* [DIRECTION] Reproduce all of the data below without alteration; exclude every picture.

··· DATASET RECORDS

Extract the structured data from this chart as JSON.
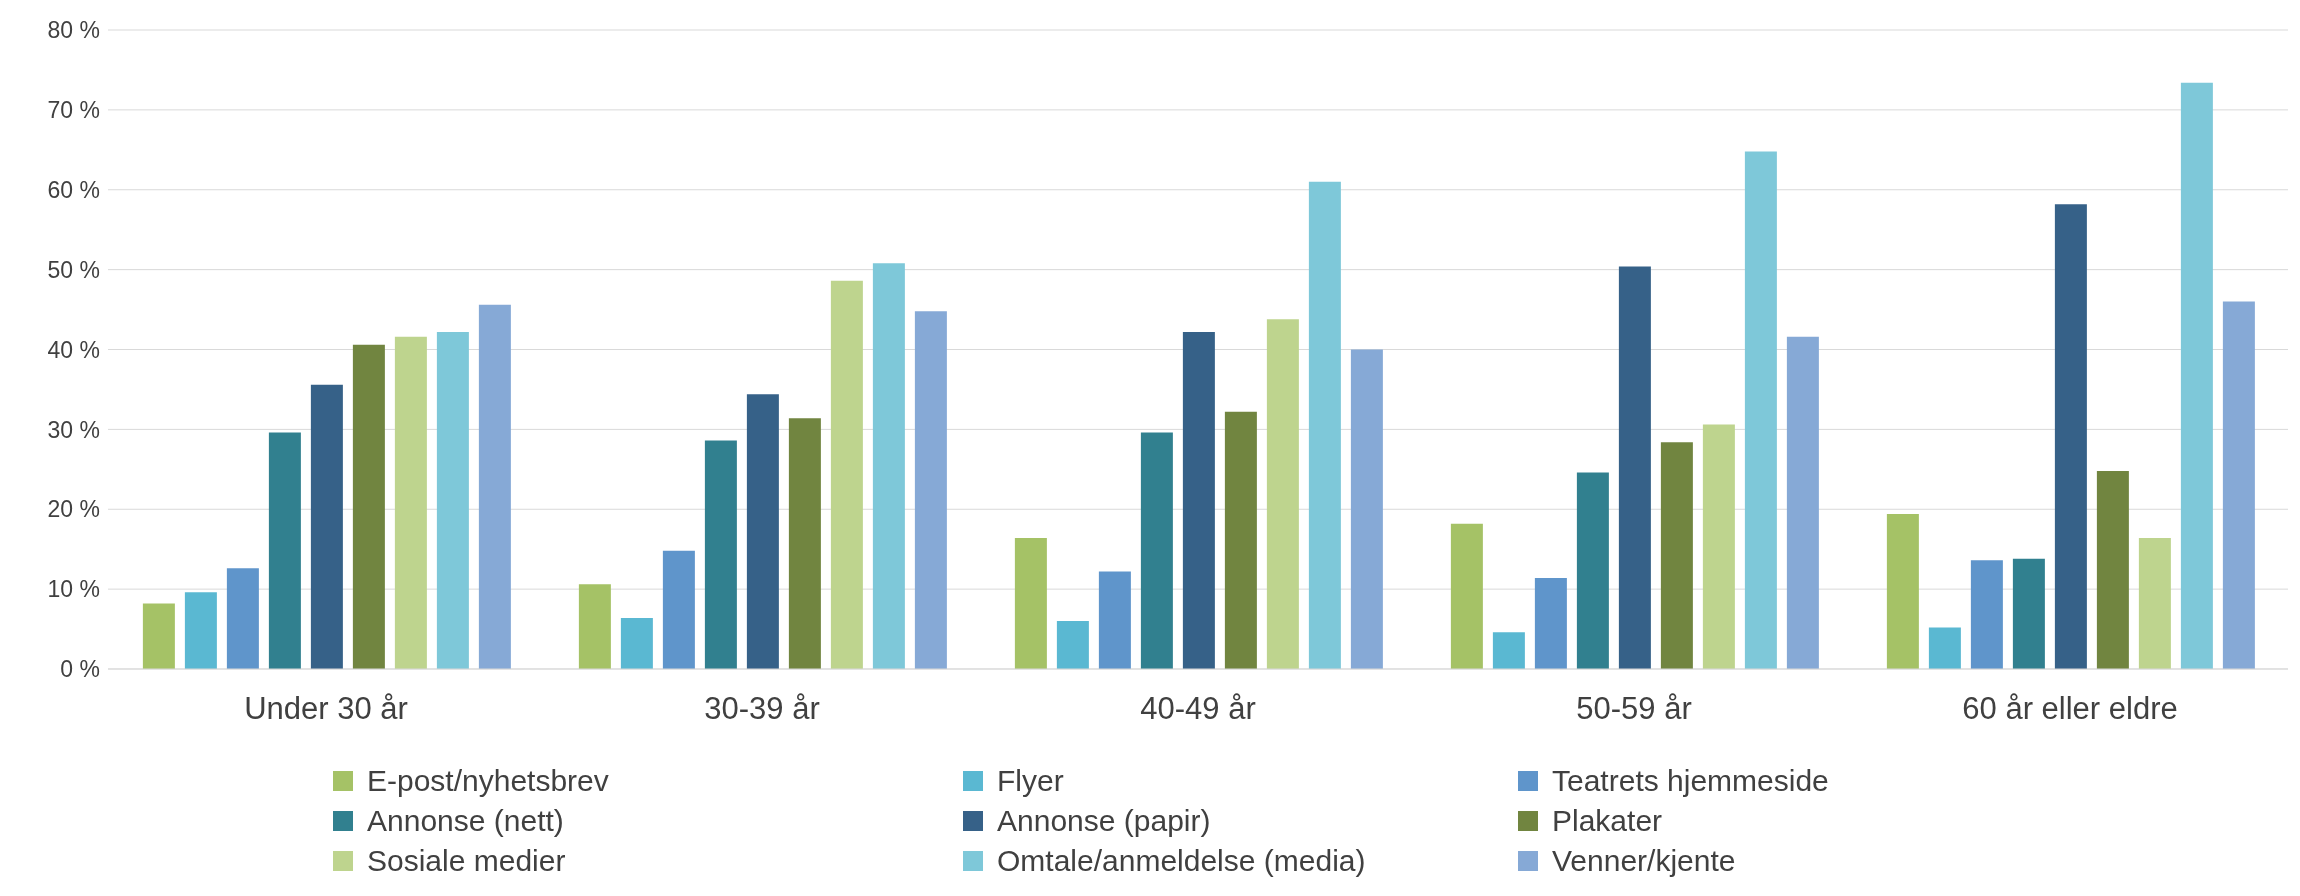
{
  "chart_data": {
    "type": "bar",
    "categories": [
      "Under 30 år",
      "30-39 år",
      "40-49 år",
      "50-59 år",
      "60 år eller eldre"
    ],
    "series": [
      {
        "name": "E-post/nyhetsbrev",
        "color": "#a5c266",
        "values": [
          8.2,
          10.6,
          16.4,
          18.2,
          19.4
        ]
      },
      {
        "name": "Flyer",
        "color": "#5ab8d2",
        "values": [
          9.6,
          6.4,
          6.0,
          4.6,
          5.2
        ]
      },
      {
        "name": "Teatrets hjemmeside",
        "color": "#5f95cb",
        "values": [
          12.6,
          14.8,
          12.2,
          11.4,
          13.6
        ]
      },
      {
        "name": "Annonse (nett)",
        "color": "#31808f",
        "values": [
          29.6,
          28.6,
          29.6,
          24.6,
          13.8
        ]
      },
      {
        "name": "Annonse (papir)",
        "color": "#366188",
        "values": [
          35.6,
          34.4,
          42.2,
          50.4,
          58.2
        ]
      },
      {
        "name": "Plakater",
        "color": "#718540",
        "values": [
          40.6,
          31.4,
          32.2,
          28.4,
          24.8
        ]
      },
      {
        "name": "Sosiale medier",
        "color": "#bed48e",
        "values": [
          41.6,
          48.6,
          43.8,
          30.6,
          16.4
        ]
      },
      {
        "name": "Omtale/anmeldelse (media)",
        "color": "#7ec8d9",
        "values": [
          42.2,
          50.8,
          61.0,
          64.8,
          73.4
        ]
      },
      {
        "name": "Venner/kjente",
        "color": "#86a9d6",
        "values": [
          45.6,
          44.8,
          40.0,
          41.6,
          46.0
        ]
      }
    ],
    "ylim": [
      0,
      80
    ],
    "yticks": [
      {
        "value": 0,
        "label": "0 %"
      },
      {
        "value": 10,
        "label": "10 %"
      },
      {
        "value": 20,
        "label": "20 %"
      },
      {
        "value": 30,
        "label": "30 %"
      },
      {
        "value": 40,
        "label": "40 %"
      },
      {
        "value": 50,
        "label": "50 %"
      },
      {
        "value": 60,
        "label": "60 %"
      },
      {
        "value": 70,
        "label": "70 %"
      },
      {
        "value": 80,
        "label": "80 %"
      }
    ],
    "grid": "y",
    "legend": "bottom"
  }
}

······

* [EXERCISE RESPONSE]
Extract the structured data from this chart as JSON.
{
  "chart_data": {
    "type": "bar",
    "categories": [
      "Under 30 år",
      "30-39 år",
      "40-49 år",
      "50-59 år",
      "60 år eller eldre"
    ],
    "series": [
      {
        "name": "E-post/nyhetsbrev",
        "color": "#a5c266",
        "values": [
          8.2,
          10.6,
          16.4,
          18.2,
          19.4
        ]
      },
      {
        "name": "Flyer",
        "color": "#5ab8d2",
        "values": [
          9.6,
          6.4,
          6.0,
          4.6,
          5.2
        ]
      },
      {
        "name": "Teatrets hjemmeside",
        "color": "#5f95cb",
        "values": [
          12.6,
          14.8,
          12.2,
          11.4,
          13.6
        ]
      },
      {
        "name": "Annonse (nett)",
        "color": "#31808f",
        "values": [
          29.6,
          28.6,
          29.6,
          24.6,
          13.8
        ]
      },
      {
        "name": "Annonse (papir)",
        "color": "#366188",
        "values": [
          35.6,
          34.4,
          42.2,
          50.4,
          58.2
        ]
      },
      {
        "name": "Plakater",
        "color": "#718540",
        "values": [
          40.6,
          31.4,
          32.2,
          28.4,
          24.8
        ]
      },
      {
        "name": "Sosiale medier",
        "color": "#bed48e",
        "values": [
          41.6,
          48.6,
          43.8,
          30.6,
          16.4
        ]
      },
      {
        "name": "Omtale/anmeldelse (media)",
        "color": "#7ec8d9",
        "values": [
          42.2,
          50.8,
          61.0,
          64.8,
          73.4
        ]
      },
      {
        "name": "Venner/kjente",
        "color": "#86a9d6",
        "values": [
          45.6,
          44.8,
          40.0,
          41.6,
          46.0
        ]
      }
    ],
    "ylim": [
      0,
      80
    ],
    "yticks": [
      {
        "value": 0,
        "label": "0 %"
      },
      {
        "value": 10,
        "label": "10 %"
      },
      {
        "value": 20,
        "label": "20 %"
      },
      {
        "value": 30,
        "label": "30 %"
      },
      {
        "value": 40,
        "label": "40 %"
      },
      {
        "value": 50,
        "label": "50 %"
      },
      {
        "value": 60,
        "label": "60 %"
      },
      {
        "value": 70,
        "label": "70 %"
      },
      {
        "value": 80,
        "label": "80 %"
      }
    ],
    "grid": "y",
    "legend": "bottom"
  }
}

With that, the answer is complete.